Dataset items
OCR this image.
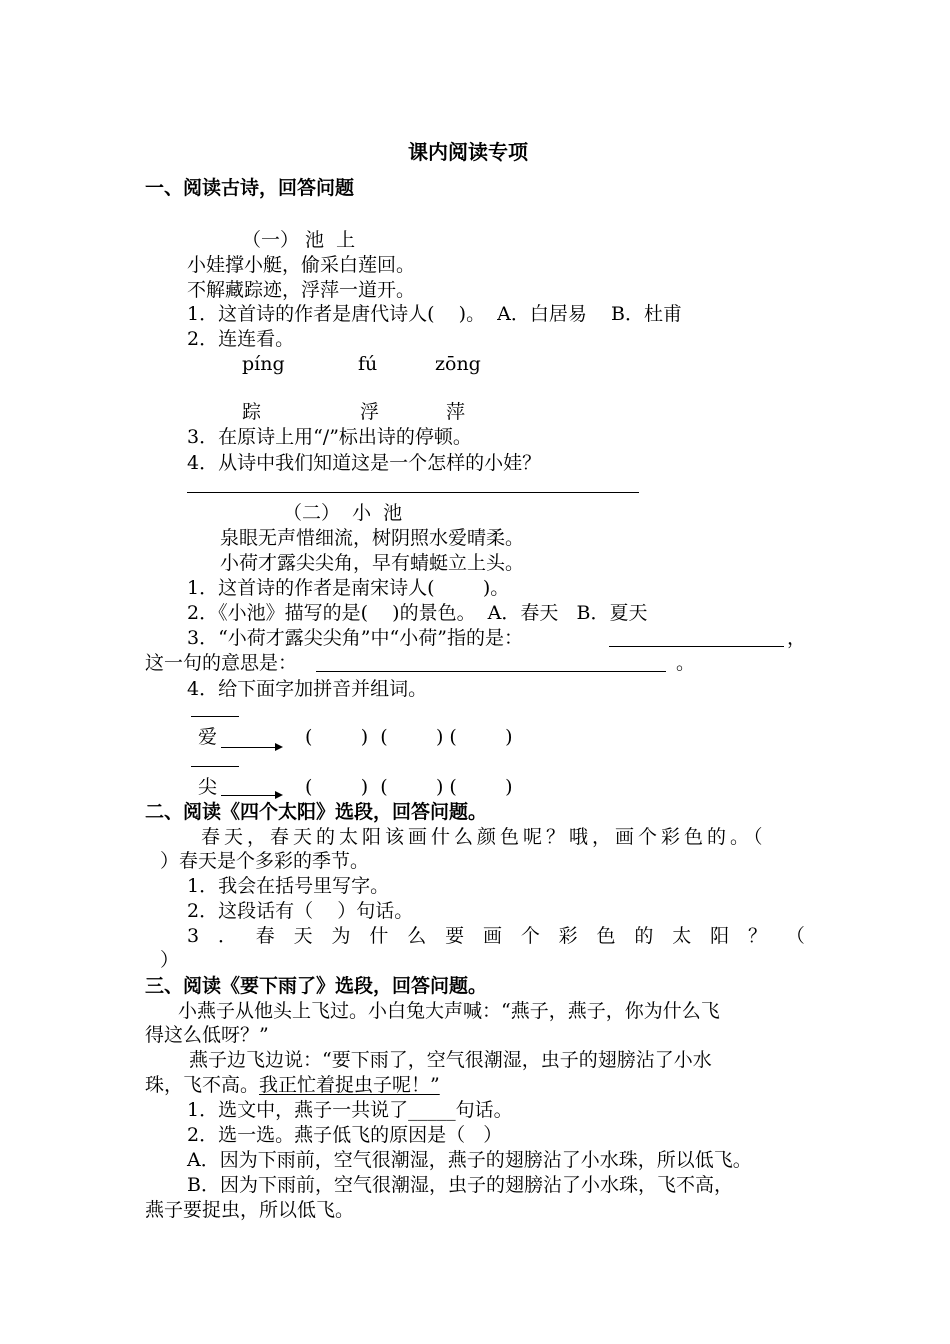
课内阅读专项
一、阅读古诗，回答问题
（一） 池  上
小娃撑小艇，偷采白莲回。
不解藏踪迹，浮萍一道开。
1．这首诗的作者是唐代诗人(    )。  A．白居易    B．杜甫
2．连连看。
píng	fú	zōng
踪	浮	萍
3．在原诗上用“/”标出诗的停顿。
4．从诗中我们知道这是一个怎样的小娃？
（二）  小  池
泉眼无声惜细流，树阴照水爱晴柔。
小荷才露尖尖角，早有蜻蜓立上头。
1．这首诗的作者是南宋诗人(        )。
2．《小池》描写的是(    )的景色。  A．春天   B．夏天
3．“小荷才露尖尖角”中“小荷”指的是：	，
这一句的意思是：	。
4．给下面字加拼音并组词。
爱	(        )  (        ) (        )
尖	(        )  (        ) (        )
二、阅读《四个太阳》选段，回答问题。
春天，春天的太阳该画什么颜色呢？哦，画个彩色的。（
）春天是个多彩的季节。
1．我会在括号里写字。
2．这段话有（    ）句话。
3 ． 春 天 为 什 么 要 画 个 彩 色 的 太 阳 ？ （
）
三、阅读《要下雨了》选段，回答问题。
小燕子从他头上飞过。小白兔大声喊：“燕子，燕子，你为什么飞
得这么低呀？”
燕子边飞边说：“要下雨了，空气很潮湿，虫子的翅膀沾了小水
珠，飞不高。我正忙着捉虫子呢！”
1．选文中，燕子一共说了_____句话。
2．选一选。燕子低飞的原因是（   ）
A．因为下雨前，空气很潮湿，燕子的翅膀沾了小水珠，所以低飞。
B．因为下雨前，空气很潮湿，虫子的翅膀沾了小水珠，飞不高，
燕子要捉虫，所以低飞。
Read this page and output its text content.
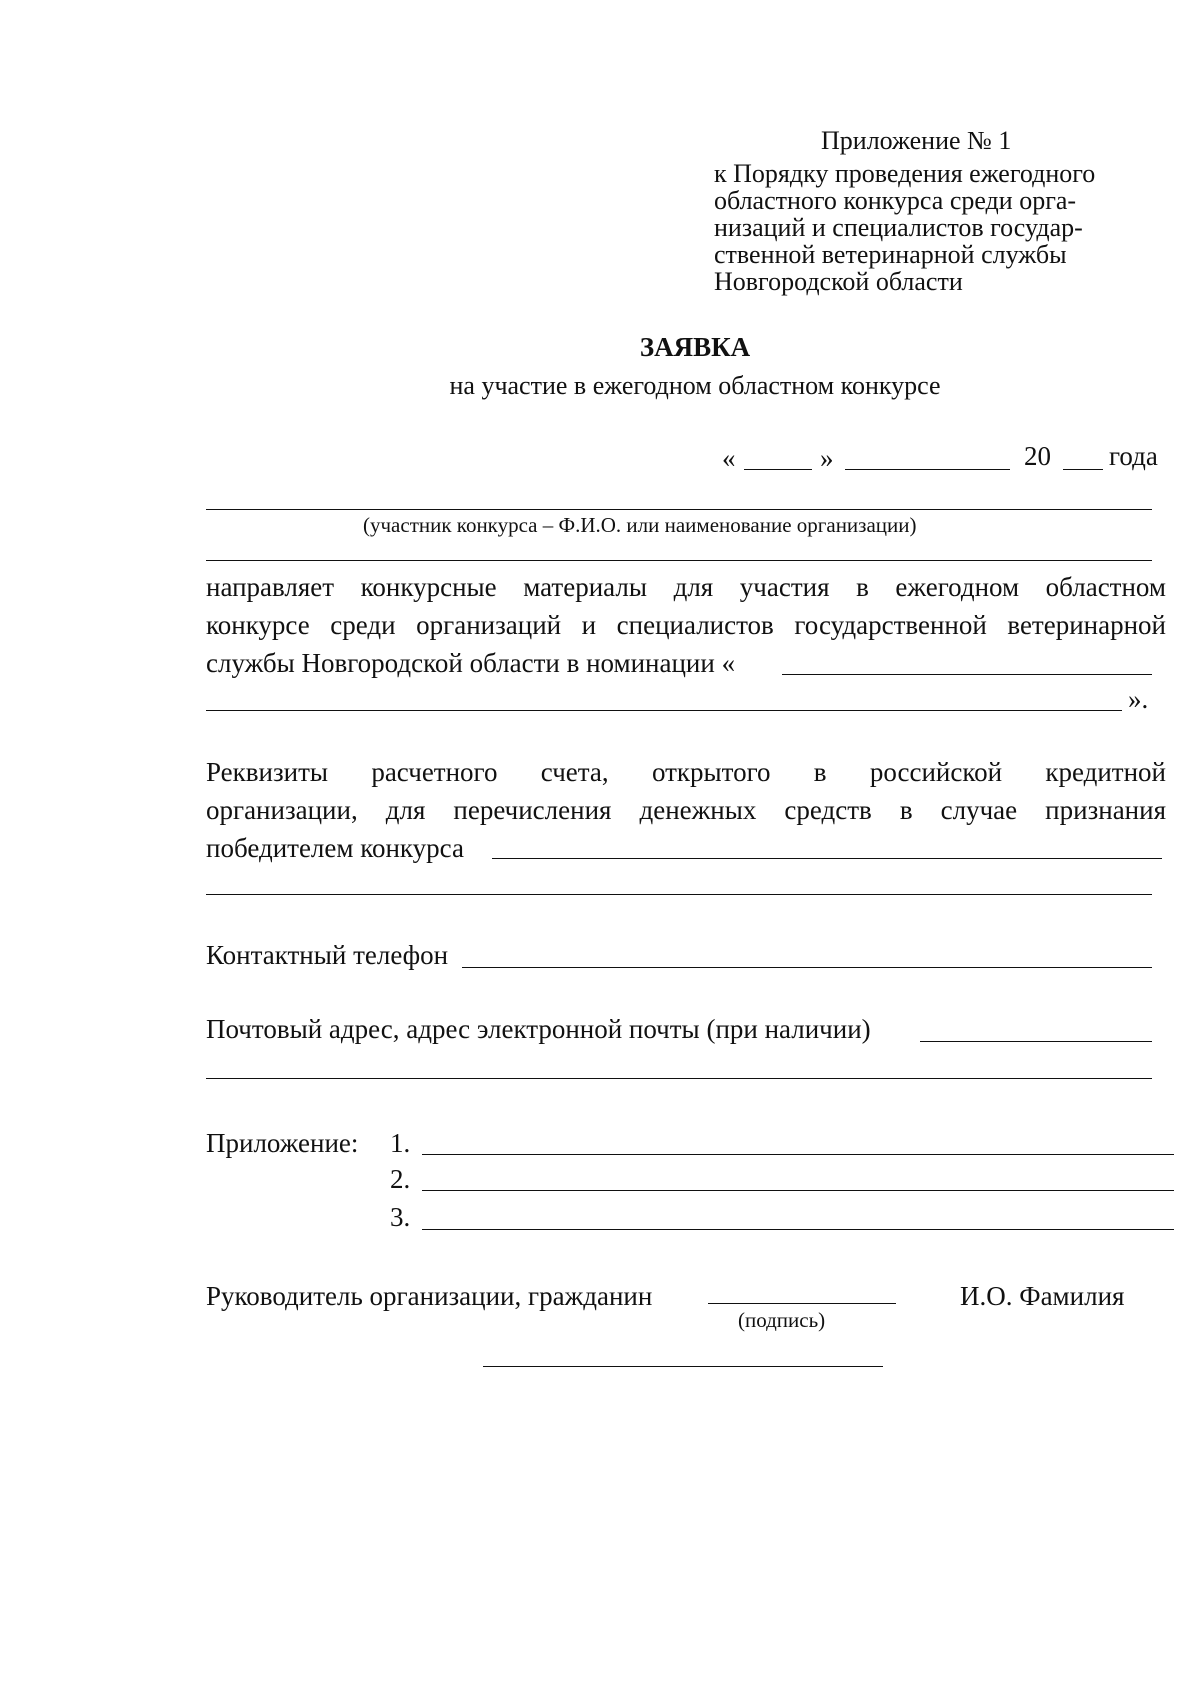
Приложение № 1
к Порядку проведения ежегодного
областного конкурса среди орга-
низаций и специалистов государ-
ственной ветеринарной службы
Новгородской области
ЗАЯВКА
на участие в ежегодном областном конкурсе
«	»	20 года
(участник конкурса – Ф.И.О. или наименование организации)
направляет конкурсные материалы для участия в ежегодном областном
конкурсе среди организаций и специалистов государственной ветеринарной
службы Новгородской области в номинации «
».
Реквизиты расчетного счета, открытого в российской кредитной
организации, для перечисления денежных средств в случае признания
победителем конкурса
Контактный телефон
Почтовый адрес, адрес электронной почты (при наличии)
Приложение: 1.
2.
3.
Руководитель организации, гражданин
(подпись)
И.О. Фамилия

- **Your objective**
Go through the listing above and return every line where the word "回答问题" occurs.

- **Response for this exercise**
一、阅读古诗，回答问题
二、阅读《四个太阳》选段，回答问题。
三、阅读《要下雨了》选段，回答问题。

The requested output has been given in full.